:: THE TASK ::
Quote the listing below in its entirety.
+++ RECORD LIST +++
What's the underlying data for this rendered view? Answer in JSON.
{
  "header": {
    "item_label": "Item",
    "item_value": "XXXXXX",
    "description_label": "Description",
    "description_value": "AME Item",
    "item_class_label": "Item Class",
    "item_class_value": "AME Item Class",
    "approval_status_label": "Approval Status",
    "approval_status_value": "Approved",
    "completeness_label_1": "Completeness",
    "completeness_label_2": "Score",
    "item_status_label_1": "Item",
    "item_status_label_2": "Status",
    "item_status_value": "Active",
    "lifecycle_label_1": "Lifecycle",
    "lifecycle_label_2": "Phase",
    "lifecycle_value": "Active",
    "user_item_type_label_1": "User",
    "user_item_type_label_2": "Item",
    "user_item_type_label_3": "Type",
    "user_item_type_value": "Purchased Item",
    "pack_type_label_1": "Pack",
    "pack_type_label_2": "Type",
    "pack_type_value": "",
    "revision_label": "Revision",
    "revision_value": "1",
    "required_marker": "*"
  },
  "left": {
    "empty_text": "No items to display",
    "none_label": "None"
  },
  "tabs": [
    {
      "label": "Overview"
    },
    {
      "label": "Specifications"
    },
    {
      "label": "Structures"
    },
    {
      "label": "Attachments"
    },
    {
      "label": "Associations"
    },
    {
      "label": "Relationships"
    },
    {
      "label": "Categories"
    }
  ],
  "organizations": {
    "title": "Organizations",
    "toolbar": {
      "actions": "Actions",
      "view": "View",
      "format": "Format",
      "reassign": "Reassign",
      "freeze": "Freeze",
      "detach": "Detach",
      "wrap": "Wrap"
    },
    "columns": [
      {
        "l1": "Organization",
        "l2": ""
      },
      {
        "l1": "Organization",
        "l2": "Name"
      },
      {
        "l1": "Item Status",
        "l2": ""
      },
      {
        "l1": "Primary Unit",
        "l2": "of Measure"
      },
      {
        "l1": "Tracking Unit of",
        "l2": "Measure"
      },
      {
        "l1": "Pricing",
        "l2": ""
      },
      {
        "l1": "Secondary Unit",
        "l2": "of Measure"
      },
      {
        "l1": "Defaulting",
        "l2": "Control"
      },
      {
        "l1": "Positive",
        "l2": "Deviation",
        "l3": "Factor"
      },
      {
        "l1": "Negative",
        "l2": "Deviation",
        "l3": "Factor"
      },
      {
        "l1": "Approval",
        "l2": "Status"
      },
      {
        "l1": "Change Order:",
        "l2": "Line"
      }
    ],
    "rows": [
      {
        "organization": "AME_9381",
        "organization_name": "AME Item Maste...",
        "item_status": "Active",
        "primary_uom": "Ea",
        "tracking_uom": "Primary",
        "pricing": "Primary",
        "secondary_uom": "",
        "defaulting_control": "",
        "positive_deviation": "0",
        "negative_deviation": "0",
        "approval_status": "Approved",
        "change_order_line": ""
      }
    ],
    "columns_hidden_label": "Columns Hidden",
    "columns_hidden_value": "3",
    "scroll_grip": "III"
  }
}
+++
:: SOLUTION BELOW ::
What's the underlying data for this rendered view? Answer in JSON.
{
  "header": {
    "item_label": "Item",
    "item_value": "XXXXXX",
    "description_label": "Description",
    "description_value": "AME Item",
    "item_class_label": "Item Class",
    "item_class_value": "AME Item Class",
    "approval_status_label": "Approval Status",
    "approval_status_value": "Approved",
    "completeness_label_1": "Completeness",
    "completeness_label_2": "Score",
    "item_status_label_1": "Item",
    "item_status_label_2": "Status",
    "item_status_value": "Active",
    "lifecycle_label_1": "Lifecycle",
    "lifecycle_label_2": "Phase",
    "lifecycle_value": "Active",
    "user_item_type_label_1": "User",
    "user_item_type_label_2": "Item",
    "user_item_type_label_3": "Type",
    "user_item_type_value": "Purchased Item",
    "pack_type_label_1": "Pack",
    "pack_type_label_2": "Type",
    "pack_type_value": "",
    "revision_label": "Revision",
    "revision_value": "1",
    "required_marker": "*"
  },
  "left": {
    "empty_text": "No items to display",
    "none_label": "None"
  },
  "tabs": [
    {
      "label": "Overview"
    },
    {
      "label": "Specifications"
    },
    {
      "label": "Structures"
    },
    {
      "label": "Attachments"
    },
    {
      "label": "Associations"
    },
    {
      "label": "Relationships"
    },
    {
      "label": "Categories"
    }
  ],
  "organizations": {
    "title": "Organizations",
    "toolbar": {
      "actions": "Actions",
      "view": "View",
      "format": "Format",
      "reassign": "Reassign",
      "freeze": "Freeze",
      "detach": "Detach",
      "wrap": "Wrap"
    },
    "columns": [
      {
        "l1": "Organization",
        "l2": ""
      },
      {
        "l1": "Organization",
        "l2": "Name"
      },
      {
        "l1": "Item Status",
        "l2": ""
      },
      {
        "l1": "Primary Unit",
        "l2": "of Measure"
      },
      {
        "l1": "Tracking Unit of",
        "l2": "Measure"
      },
      {
        "l1": "Pricing",
        "l2": ""
      },
      {
        "l1": "Secondary Unit",
        "l2": "of Measure"
      },
      {
        "l1": "Defaulting",
        "l2": "Control"
      },
      {
        "l1": "Positive",
        "l2": "Deviation",
        "l3": "Factor"
      },
      {
        "l1": "Negative",
        "l2": "Deviation",
        "l3": "Factor"
      },
      {
        "l1": "Approval",
        "l2": "Status"
      },
      {
        "l1": "Change Order:",
        "l2": "Line"
      }
    ],
    "rows": [
      {
        "organization": "AME_9381",
        "organization_name": "AME Item Maste...",
        "item_status": "Active",
        "primary_uom": "Ea",
        "tracking_uom": "Primary",
        "pricing": "Primary",
        "secondary_uom": "",
        "defaulting_control": "",
        "positive_deviation": "0",
        "negative_deviation": "0",
        "approval_status": "Approved",
        "change_order_line": ""
      }
    ],
    "columns_hidden_label": "Columns Hidden",
    "columns_hidden_value": "3",
    "scroll_grip": "III"
  }
}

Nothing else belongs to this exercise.